§ **Task goal**
In your answer, print each of the records below exactly.

§ **Records for the exercise**

§ §

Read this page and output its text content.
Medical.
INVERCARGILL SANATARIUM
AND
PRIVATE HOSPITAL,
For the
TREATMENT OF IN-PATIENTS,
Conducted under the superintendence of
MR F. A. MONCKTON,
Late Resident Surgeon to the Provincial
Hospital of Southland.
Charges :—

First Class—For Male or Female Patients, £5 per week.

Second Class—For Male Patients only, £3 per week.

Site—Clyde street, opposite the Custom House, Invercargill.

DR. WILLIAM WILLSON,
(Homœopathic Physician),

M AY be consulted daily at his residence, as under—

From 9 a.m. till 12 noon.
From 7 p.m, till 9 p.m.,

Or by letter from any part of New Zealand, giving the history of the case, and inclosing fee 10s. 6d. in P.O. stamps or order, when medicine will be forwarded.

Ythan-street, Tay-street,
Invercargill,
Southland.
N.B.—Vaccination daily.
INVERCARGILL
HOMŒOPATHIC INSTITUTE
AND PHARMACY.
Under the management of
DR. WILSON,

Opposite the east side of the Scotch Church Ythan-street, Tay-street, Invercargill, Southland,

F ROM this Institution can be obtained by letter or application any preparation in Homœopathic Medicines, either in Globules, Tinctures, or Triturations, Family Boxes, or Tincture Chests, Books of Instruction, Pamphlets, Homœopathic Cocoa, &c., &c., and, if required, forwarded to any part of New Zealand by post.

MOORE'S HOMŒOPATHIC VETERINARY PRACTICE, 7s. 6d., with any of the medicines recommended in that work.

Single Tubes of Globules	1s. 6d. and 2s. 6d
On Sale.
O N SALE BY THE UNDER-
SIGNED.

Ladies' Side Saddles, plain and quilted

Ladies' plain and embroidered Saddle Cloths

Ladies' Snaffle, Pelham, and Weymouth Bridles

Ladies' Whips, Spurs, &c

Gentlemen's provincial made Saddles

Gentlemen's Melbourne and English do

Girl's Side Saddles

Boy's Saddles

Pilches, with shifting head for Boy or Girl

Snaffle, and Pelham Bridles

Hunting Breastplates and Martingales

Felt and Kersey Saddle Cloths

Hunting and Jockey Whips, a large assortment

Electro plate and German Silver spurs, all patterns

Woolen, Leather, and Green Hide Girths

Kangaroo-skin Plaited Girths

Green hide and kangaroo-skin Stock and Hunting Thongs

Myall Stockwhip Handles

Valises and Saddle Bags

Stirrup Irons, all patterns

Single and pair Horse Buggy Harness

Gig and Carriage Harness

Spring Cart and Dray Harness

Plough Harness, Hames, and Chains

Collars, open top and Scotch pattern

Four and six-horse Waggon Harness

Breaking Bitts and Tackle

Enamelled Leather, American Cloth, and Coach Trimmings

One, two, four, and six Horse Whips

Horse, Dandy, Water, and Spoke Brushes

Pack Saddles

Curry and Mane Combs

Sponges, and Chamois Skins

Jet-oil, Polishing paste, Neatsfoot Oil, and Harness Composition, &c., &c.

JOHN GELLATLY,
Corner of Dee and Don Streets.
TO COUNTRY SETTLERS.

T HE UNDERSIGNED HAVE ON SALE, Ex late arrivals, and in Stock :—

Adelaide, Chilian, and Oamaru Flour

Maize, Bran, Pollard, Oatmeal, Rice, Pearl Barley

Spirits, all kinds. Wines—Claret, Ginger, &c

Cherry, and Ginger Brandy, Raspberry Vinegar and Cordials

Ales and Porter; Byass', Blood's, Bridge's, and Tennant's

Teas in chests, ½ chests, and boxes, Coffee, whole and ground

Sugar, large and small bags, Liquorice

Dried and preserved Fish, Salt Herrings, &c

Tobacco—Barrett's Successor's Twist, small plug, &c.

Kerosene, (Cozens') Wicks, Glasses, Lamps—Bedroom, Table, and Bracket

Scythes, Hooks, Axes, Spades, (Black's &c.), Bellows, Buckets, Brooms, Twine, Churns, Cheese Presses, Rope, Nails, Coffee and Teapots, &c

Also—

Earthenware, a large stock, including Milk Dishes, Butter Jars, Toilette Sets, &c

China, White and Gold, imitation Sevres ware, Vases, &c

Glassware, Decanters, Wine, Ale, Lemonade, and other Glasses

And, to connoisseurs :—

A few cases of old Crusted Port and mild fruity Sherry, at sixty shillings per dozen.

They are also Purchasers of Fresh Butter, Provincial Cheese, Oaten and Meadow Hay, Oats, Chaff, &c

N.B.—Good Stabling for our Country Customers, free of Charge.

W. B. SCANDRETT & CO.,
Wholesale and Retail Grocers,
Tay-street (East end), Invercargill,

§ §

§ **Solution to the problem**
Read this page and output its text content.
Medical.
INVERCARGILL SANATARIUM
AND
PRIVATE HOSPITAL,
For the
TREATMENT OF IN-PATIENTS,
Conducted under the superintendence of
MR F. A. MONCKTON,
Late Resident Surgeon to the Provincial
Hospital of Southland.
Charges :—

First Class—For Male or Female Patients, £5 per week.

Second Class—For Male Patients only, £3 per week.

Site—Clyde street, opposite the Custom House, Invercargill.

DR. WILLIAM WILLSON,
(Homœopathic Physician),

M AY be consulted daily at his residence, as under—

From 9 a.m. till 12 noon.
From 7 p.m, till 9 p.m.,

Or by letter from any part of New Zealand, giving the history of the case, and inclosing fee 10s. 6d. in P.O. stamps or order, when medicine will be forwarded.

Ythan-street, Tay-street,
Invercargill,
Southland.
N.B.—Vaccination daily.
INVERCARGILL
HOMŒOPATHIC INSTITUTE
AND PHARMACY.
Under the management of
DR. WILSON,

Opposite the east side of the Scotch Church Ythan-street, Tay-street, Invercargill, Southland,

F ROM this Institution can be obtained by letter or application any preparation in Homœopathic Medicines, either in Globules, Tinctures, or Triturations, Family Boxes, or Tincture Chests, Books of Instruction, Pamphlets, Homœopathic Cocoa, &c., &c., and, if required, forwarded to any part of New Zealand by post.

MOORE'S HOMŒOPATHIC VETERINARY PRACTICE, 7s. 6d., with any of the medicines recommended in that work.

Single Tubes of Globules	1s. 6d. and 2s. 6d
On Sale.
O N SALE BY THE UNDER-
SIGNED.

Ladies' Side Saddles, plain and quilted

Ladies' plain and embroidered Saddle Cloths

Ladies' Snaffle, Pelham, and Weymouth Bridles

Ladies' Whips, Spurs, &c

Gentlemen's provincial made Saddles

Gentlemen's Melbourne and English do

Girl's Side Saddles

Boy's Saddles

Pilches, with shifting head for Boy or Girl

Snaffle, and Pelham Bridles

Hunting Breastplates and Martingales

Felt and Kersey Saddle Cloths

Hunting and Jockey Whips, a large assortment

Electro plate and German Silver spurs, all patterns

Woolen, Leather, and Green Hide Girths

Kangaroo-skin Plaited Girths

Green hide and kangaroo-skin Stock and Hunting Thongs

Myall Stockwhip Handles

Valises and Saddle Bags

Stirrup Irons, all patterns

Single and pair Horse Buggy Harness

Gig and Carriage Harness

Spring Cart and Dray Harness

Plough Harness, Hames, and Chains

Collars, open top and Scotch pattern

Four and six-horse Waggon Harness

Breaking Bitts and Tackle

Enamelled Leather, American Cloth, and Coach Trimmings

One, two, four, and six Horse Whips

Horse, Dandy, Water, and Spoke Brushes

Pack Saddles

Curry and Mane Combs

Sponges, and Chamois Skins

Jet-oil, Polishing paste, Neatsfoot Oil, and Harness Composition, &c., &c.

JOHN GELLATLY,
Corner of Dee and Don Streets.
TO COUNTRY SETTLERS.

T HE UNDERSIGNED HAVE ON SALE, Ex late arrivals, and in Stock :—

Adelaide, Chilian, and Oamaru Flour

Maize, Bran, Pollard, Oatmeal, Rice, Pearl Barley

Spirits, all kinds. Wines—Claret, Ginger, &c

Cherry, and Ginger Brandy, Raspberry Vinegar and Cordials

Ales and Porter; Byass', Blood's, Bridge's, and Tennant's

Teas in chests, ½ chests, and boxes, Coffee, whole and ground

Sugar, large and small bags, Liquorice

Dried and preserved Fish, Salt Herrings, &c

Tobacco—Barrett's Successor's Twist, small plug, &c.

Kerosene, (Cozens') Wicks, Glasses, Lamps—Bedroom, Table, and Bracket

Scythes, Hooks, Axes, Spades, (Black's &c.), Bellows, Buckets, Brooms, Twine, Churns, Cheese Presses, Rope, Nails, Coffee and Teapots, &c

Also—

Earthenware, a large stock, including Milk Dishes, Butter Jars, Toilette Sets, &c

China, White and Gold, imitation Sevres ware, Vases, &c

Glassware, Decanters, Wine, Ale, Lemonade, and other Glasses

And, to connoisseurs :—

A few cases of old Crusted Port and mild fruity Sherry, at sixty shillings per dozen.

They are also Purchasers of Fresh Butter, Provincial Cheese, Oaten and Meadow Hay, Oats, Chaff, &c

N.B.—Good Stabling for our Country Customers, free of Charge.

W. B. SCANDRETT & CO.,
Wholesale and Retail Grocers,
Tay-street (East end), Invercargill,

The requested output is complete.